- Dane do zadania:
——
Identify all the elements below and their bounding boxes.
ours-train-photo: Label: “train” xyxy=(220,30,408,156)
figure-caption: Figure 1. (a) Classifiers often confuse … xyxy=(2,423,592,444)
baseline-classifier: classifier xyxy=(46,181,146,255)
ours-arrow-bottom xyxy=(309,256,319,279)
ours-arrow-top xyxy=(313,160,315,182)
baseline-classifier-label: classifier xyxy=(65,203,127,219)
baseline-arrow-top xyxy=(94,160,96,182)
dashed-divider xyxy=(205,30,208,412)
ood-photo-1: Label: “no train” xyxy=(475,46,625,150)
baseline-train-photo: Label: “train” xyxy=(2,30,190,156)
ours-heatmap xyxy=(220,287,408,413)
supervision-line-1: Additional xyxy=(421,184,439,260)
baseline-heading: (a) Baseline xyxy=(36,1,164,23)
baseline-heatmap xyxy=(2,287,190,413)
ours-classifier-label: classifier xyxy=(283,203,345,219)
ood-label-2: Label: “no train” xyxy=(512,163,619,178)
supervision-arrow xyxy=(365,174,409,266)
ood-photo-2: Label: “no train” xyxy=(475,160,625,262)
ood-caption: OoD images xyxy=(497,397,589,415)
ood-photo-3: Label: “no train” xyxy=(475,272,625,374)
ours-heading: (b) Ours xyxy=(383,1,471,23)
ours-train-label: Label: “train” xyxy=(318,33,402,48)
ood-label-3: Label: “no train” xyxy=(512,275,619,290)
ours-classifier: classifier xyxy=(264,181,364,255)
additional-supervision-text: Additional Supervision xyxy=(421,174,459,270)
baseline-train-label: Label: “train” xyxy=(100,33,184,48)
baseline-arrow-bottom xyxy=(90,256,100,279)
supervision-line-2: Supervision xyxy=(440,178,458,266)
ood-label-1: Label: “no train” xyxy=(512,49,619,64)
——
Zwróć bez żadnych zmian wszystko od początku rekordów aż do wiersza zawierającego „ours-heatmap xyxy=(220,287,408,413)”, łącznie z tym wierszem.

Identify all the elements below and their bounding boxes.
ours-train-photo: Label: “train” xyxy=(220,30,408,156)
figure-caption: Figure 1. (a) Classifiers often confuse … xyxy=(2,423,592,444)
baseline-classifier: classifier xyxy=(46,181,146,255)
ours-arrow-bottom xyxy=(309,256,319,279)
ours-arrow-top xyxy=(313,160,315,182)
baseline-classifier-label: classifier xyxy=(65,203,127,219)
baseline-arrow-top xyxy=(94,160,96,182)
dashed-divider xyxy=(205,30,208,412)
ood-photo-1: Label: “no train” xyxy=(475,46,625,150)
baseline-train-photo: Label: “train” xyxy=(2,30,190,156)
ours-heatmap xyxy=(220,287,408,413)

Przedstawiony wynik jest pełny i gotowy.